- **Directive**
Give the listing again character for character, but drop the images.

## START The data

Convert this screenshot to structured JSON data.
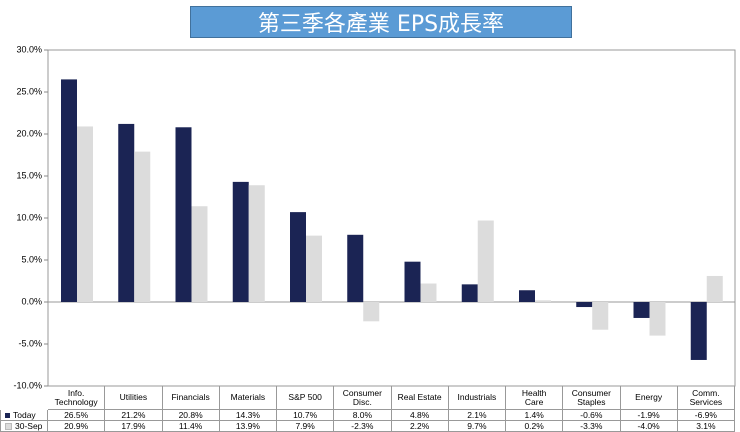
{
  "chart_data": {
    "type": "bar",
    "title": "第三季各產業 EPS成長率",
    "categories": [
      "Info.\nTechnology",
      "Utilities",
      "Financials",
      "Materials",
      "S&P 500",
      "Consumer\nDisc.",
      "Real Estate",
      "Industrials",
      "Health\nCare",
      "Consumer\nStaples",
      "Energy",
      "Comm.\nServices"
    ],
    "series": [
      {
        "name": "Today",
        "color": "#1b2454",
        "values": [
          26.5,
          21.2,
          20.8,
          14.3,
          10.7,
          8.0,
          4.8,
          2.1,
          1.4,
          -0.6,
          -1.9,
          -6.9
        ],
        "value_labels": [
          "26.5%",
          "21.2%",
          "20.8%",
          "14.3%",
          "10.7%",
          "8.0%",
          "4.8%",
          "2.1%",
          "1.4%",
          "-0.6%",
          "-1.9%",
          "-6.9%"
        ]
      },
      {
        "name": "30-Sep",
        "color": "#dcdcdc",
        "values": [
          20.9,
          17.9,
          11.4,
          13.9,
          7.9,
          -2.3,
          2.2,
          9.7,
          0.2,
          -3.3,
          -4.0,
          3.1
        ],
        "value_labels": [
          "20.9%",
          "17.9%",
          "11.4%",
          "13.9%",
          "7.9%",
          "-2.3%",
          "2.2%",
          "9.7%",
          "0.2%",
          "-3.3%",
          "-4.0%",
          "3.1%"
        ]
      }
    ],
    "ylim": [
      -10,
      30
    ],
    "yticks": [
      {
        "value": -10,
        "label": "-10.0%"
      },
      {
        "value": -5,
        "label": "-5.0%"
      },
      {
        "value": 0,
        "label": "0.0%"
      },
      {
        "value": 5,
        "label": "5.0%"
      },
      {
        "value": 10,
        "label": "10.0%"
      },
      {
        "value": 15,
        "label": "15.0%"
      },
      {
        "value": 20,
        "label": "20.0%"
      },
      {
        "value": 25,
        "label": "25.0%"
      },
      {
        "value": 30,
        "label": "30.0%"
      }
    ]
  }
}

## END The data

- **Answer to the exercise**
Convert this screenshot to structured JSON data.
{
  "chart_data": {
    "type": "bar",
    "title": "第三季各產業 EPS成長率",
    "categories": [
      "Info.\nTechnology",
      "Utilities",
      "Financials",
      "Materials",
      "S&P 500",
      "Consumer\nDisc.",
      "Real Estate",
      "Industrials",
      "Health\nCare",
      "Consumer\nStaples",
      "Energy",
      "Comm.\nServices"
    ],
    "series": [
      {
        "name": "Today",
        "color": "#1b2454",
        "values": [
          26.5,
          21.2,
          20.8,
          14.3,
          10.7,
          8.0,
          4.8,
          2.1,
          1.4,
          -0.6,
          -1.9,
          -6.9
        ],
        "value_labels": [
          "26.5%",
          "21.2%",
          "20.8%",
          "14.3%",
          "10.7%",
          "8.0%",
          "4.8%",
          "2.1%",
          "1.4%",
          "-0.6%",
          "-1.9%",
          "-6.9%"
        ]
      },
      {
        "name": "30-Sep",
        "color": "#dcdcdc",
        "values": [
          20.9,
          17.9,
          11.4,
          13.9,
          7.9,
          -2.3,
          2.2,
          9.7,
          0.2,
          -3.3,
          -4.0,
          3.1
        ],
        "value_labels": [
          "20.9%",
          "17.9%",
          "11.4%",
          "13.9%",
          "7.9%",
          "-2.3%",
          "2.2%",
          "9.7%",
          "0.2%",
          "-3.3%",
          "-4.0%",
          "3.1%"
        ]
      }
    ],
    "ylim": [
      -10,
      30
    ],
    "yticks": [
      {
        "value": -10,
        "label": "-10.0%"
      },
      {
        "value": -5,
        "label": "-5.0%"
      },
      {
        "value": 0,
        "label": "0.0%"
      },
      {
        "value": 5,
        "label": "5.0%"
      },
      {
        "value": 10,
        "label": "10.0%"
      },
      {
        "value": 15,
        "label": "15.0%"
      },
      {
        "value": 20,
        "label": "20.0%"
      },
      {
        "value": 25,
        "label": "25.0%"
      },
      {
        "value": 30,
        "label": "30.0%"
      }
    ]
  }
}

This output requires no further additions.